• Short task: Every line of the records below should be restated exactly.

--- start of Excerpted records ---

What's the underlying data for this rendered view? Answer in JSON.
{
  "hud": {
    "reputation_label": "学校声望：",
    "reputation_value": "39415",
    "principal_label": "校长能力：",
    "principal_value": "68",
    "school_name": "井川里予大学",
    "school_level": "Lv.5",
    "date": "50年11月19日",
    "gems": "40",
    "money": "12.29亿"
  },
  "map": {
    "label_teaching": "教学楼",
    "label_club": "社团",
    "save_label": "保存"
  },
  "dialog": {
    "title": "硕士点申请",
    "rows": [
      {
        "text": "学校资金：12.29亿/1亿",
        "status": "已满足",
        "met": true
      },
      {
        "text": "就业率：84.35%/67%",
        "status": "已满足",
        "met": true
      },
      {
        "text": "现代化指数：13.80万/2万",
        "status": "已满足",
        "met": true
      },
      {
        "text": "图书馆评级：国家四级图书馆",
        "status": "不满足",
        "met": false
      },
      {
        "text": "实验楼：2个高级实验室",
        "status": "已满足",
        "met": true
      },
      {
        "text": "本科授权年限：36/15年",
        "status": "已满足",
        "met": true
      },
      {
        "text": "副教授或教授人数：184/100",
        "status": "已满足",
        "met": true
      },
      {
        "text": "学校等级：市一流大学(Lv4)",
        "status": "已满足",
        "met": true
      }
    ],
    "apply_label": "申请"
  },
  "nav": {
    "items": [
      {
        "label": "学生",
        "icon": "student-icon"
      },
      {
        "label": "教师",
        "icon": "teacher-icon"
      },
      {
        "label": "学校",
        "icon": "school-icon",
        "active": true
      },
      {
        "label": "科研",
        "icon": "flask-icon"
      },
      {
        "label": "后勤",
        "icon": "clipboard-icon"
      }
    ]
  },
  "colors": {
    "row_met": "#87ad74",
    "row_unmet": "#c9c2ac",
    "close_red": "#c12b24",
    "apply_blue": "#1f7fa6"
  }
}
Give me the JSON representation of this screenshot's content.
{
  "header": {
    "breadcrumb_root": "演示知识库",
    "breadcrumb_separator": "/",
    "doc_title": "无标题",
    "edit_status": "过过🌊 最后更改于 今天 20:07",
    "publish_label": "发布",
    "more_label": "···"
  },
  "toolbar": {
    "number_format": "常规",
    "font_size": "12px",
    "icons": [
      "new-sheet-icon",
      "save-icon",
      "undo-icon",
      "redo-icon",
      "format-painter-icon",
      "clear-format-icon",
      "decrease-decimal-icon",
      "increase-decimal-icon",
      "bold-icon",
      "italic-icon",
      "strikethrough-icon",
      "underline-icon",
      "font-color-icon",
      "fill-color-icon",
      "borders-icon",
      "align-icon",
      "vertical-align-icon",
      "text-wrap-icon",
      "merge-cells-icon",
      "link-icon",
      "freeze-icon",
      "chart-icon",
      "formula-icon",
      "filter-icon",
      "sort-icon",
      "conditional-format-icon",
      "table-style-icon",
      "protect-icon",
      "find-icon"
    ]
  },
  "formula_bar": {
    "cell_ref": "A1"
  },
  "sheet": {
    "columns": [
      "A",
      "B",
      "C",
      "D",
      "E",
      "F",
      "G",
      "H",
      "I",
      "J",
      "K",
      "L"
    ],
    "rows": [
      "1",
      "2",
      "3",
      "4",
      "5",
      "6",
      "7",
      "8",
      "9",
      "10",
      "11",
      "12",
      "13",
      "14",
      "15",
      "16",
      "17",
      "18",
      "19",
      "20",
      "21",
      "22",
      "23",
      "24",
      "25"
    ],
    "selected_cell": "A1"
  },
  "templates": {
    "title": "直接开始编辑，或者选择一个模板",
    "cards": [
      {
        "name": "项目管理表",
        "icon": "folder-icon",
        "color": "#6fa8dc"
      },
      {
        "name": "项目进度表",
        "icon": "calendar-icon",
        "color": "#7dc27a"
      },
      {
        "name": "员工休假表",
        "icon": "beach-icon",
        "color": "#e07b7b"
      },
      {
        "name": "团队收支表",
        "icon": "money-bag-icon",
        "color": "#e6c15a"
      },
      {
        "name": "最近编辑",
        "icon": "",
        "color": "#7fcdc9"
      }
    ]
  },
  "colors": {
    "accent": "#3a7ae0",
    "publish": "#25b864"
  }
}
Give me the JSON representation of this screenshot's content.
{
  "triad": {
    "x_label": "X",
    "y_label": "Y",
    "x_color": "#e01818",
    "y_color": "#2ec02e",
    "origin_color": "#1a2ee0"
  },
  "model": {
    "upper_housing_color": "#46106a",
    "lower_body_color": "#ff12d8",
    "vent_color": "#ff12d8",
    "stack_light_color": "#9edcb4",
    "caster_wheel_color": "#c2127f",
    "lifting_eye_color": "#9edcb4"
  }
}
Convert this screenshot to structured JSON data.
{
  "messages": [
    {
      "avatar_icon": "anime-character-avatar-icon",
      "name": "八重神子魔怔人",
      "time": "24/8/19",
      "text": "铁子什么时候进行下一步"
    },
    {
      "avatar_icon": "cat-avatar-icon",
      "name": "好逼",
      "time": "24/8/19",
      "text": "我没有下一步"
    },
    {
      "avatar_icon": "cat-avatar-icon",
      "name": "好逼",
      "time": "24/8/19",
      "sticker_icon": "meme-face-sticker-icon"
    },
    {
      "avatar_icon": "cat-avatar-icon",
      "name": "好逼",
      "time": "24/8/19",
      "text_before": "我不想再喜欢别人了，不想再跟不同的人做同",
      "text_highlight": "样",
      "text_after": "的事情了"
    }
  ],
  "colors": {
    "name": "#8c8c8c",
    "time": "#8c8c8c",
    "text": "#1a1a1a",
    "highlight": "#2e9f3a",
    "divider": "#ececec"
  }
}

--- end of Excerpted records ---

• Task answer:
What's the underlying data for this rendered view? Answer in JSON.
{
  "hud": {
    "reputation_label": "学校声望：",
    "reputation_value": "39415",
    "principal_label": "校长能力：",
    "principal_value": "68",
    "school_name": "井川里予大学",
    "school_level": "Lv.5",
    "date": "50年11月19日",
    "gems": "40",
    "money": "12.29亿"
  },
  "map": {
    "label_teaching": "教学楼",
    "label_club": "社团",
    "save_label": "保存"
  },
  "dialog": {
    "title": "硕士点申请",
    "rows": [
      {
        "text": "学校资金：12.29亿/1亿",
        "status": "已满足",
        "met": true
      },
      {
        "text": "就业率：84.35%/67%",
        "status": "已满足",
        "met": true
      },
      {
        "text": "现代化指数：13.80万/2万",
        "status": "已满足",
        "met": true
      },
      {
        "text": "图书馆评级：国家四级图书馆",
        "status": "不满足",
        "met": false
      },
      {
        "text": "实验楼：2个高级实验室",
        "status": "已满足",
        "met": true
      },
      {
        "text": "本科授权年限：36/15年",
        "status": "已满足",
        "met": true
      },
      {
        "text": "副教授或教授人数：184/100",
        "status": "已满足",
        "met": true
      },
      {
        "text": "学校等级：市一流大学(Lv4)",
        "status": "已满足",
        "met": true
      }
    ],
    "apply_label": "申请"
  },
  "nav": {
    "items": [
      {
        "label": "学生",
        "icon": "student-icon"
      },
      {
        "label": "教师",
        "icon": "teacher-icon"
      },
      {
        "label": "学校",
        "icon": "school-icon",
        "active": true
      },
      {
        "label": "科研",
        "icon": "flask-icon"
      },
      {
        "label": "后勤",
        "icon": "clipboard-icon"
      }
    ]
  },
  "colors": {
    "row_met": "#87ad74",
    "row_unmet": "#c9c2ac",
    "close_red": "#c12b24",
    "apply_blue": "#1f7fa6"
  }
}
Give me the JSON representation of this screenshot's content.
{
  "header": {
    "breadcrumb_root": "演示知识库",
    "breadcrumb_separator": "/",
    "doc_title": "无标题",
    "edit_status": "过过🌊 最后更改于 今天 20:07",
    "publish_label": "发布",
    "more_label": "···"
  },
  "toolbar": {
    "number_format": "常规",
    "font_size": "12px",
    "icons": [
      "new-sheet-icon",
      "save-icon",
      "undo-icon",
      "redo-icon",
      "format-painter-icon",
      "clear-format-icon",
      "decrease-decimal-icon",
      "increase-decimal-icon",
      "bold-icon",
      "italic-icon",
      "strikethrough-icon",
      "underline-icon",
      "font-color-icon",
      "fill-color-icon",
      "borders-icon",
      "align-icon",
      "vertical-align-icon",
      "text-wrap-icon",
      "merge-cells-icon",
      "link-icon",
      "freeze-icon",
      "chart-icon",
      "formula-icon",
      "filter-icon",
      "sort-icon",
      "conditional-format-icon",
      "table-style-icon",
      "protect-icon",
      "find-icon"
    ]
  },
  "formula_bar": {
    "cell_ref": "A1"
  },
  "sheet": {
    "columns": [
      "A",
      "B",
      "C",
      "D",
      "E",
      "F",
      "G",
      "H",
      "I",
      "J",
      "K",
      "L"
    ],
    "rows": [
      "1",
      "2",
      "3",
      "4",
      "5",
      "6",
      "7",
      "8",
      "9",
      "10",
      "11",
      "12",
      "13",
      "14",
      "15",
      "16",
      "17",
      "18",
      "19",
      "20",
      "21",
      "22",
      "23",
      "24",
      "25"
    ],
    "selected_cell": "A1"
  },
  "templates": {
    "title": "直接开始编辑，或者选择一个模板",
    "cards": [
      {
        "name": "项目管理表",
        "icon": "folder-icon",
        "color": "#6fa8dc"
      },
      {
        "name": "项目进度表",
        "icon": "calendar-icon",
        "color": "#7dc27a"
      },
      {
        "name": "员工休假表",
        "icon": "beach-icon",
        "color": "#e07b7b"
      },
      {
        "name": "团队收支表",
        "icon": "money-bag-icon",
        "color": "#e6c15a"
      },
      {
        "name": "最近编辑",
        "icon": "",
        "color": "#7fcdc9"
      }
    ]
  },
  "colors": {
    "accent": "#3a7ae0",
    "publish": "#25b864"
  }
}
Give me the JSON representation of this screenshot's content.
{
  "triad": {
    "x_label": "X",
    "y_label": "Y",
    "x_color": "#e01818",
    "y_color": "#2ec02e",
    "origin_color": "#1a2ee0"
  },
  "model": {
    "upper_housing_color": "#46106a",
    "lower_body_color": "#ff12d8",
    "vent_color": "#ff12d8",
    "stack_light_color": "#9edcb4",
    "caster_wheel_color": "#c2127f",
    "lifting_eye_color": "#9edcb4"
  }
}
Convert this screenshot to structured JSON data.
{
  "messages": [
    {
      "avatar_icon": "anime-character-avatar-icon",
      "name": "八重神子魔怔人",
      "time": "24/8/19",
      "text": "铁子什么时候进行下一步"
    },
    {
      "avatar_icon": "cat-avatar-icon",
      "name": "好逼",
      "time": "24/8/19",
      "text": "我没有下一步"
    },
    {
      "avatar_icon": "cat-avatar-icon",
      "name": "好逼",
      "time": "24/8/19",
      "sticker_icon": "meme-face-sticker-icon"
    },
    {
      "avatar_icon": "cat-avatar-icon",
      "name": "好逼",
      "time": "24/8/19",
      "text_before": "我不想再喜欢别人了，不想再跟不同的人做同",
      "text_highlight": "样",
      "text_after": "的事情了"
    }
  ],
  "colors": {
    "name": "#8c8c8c",
    "time": "#8c8c8c",
    "text": "#1a1a1a",
    "highlight": "#2e9f3a",
    "divider": "#ececec"
  }
}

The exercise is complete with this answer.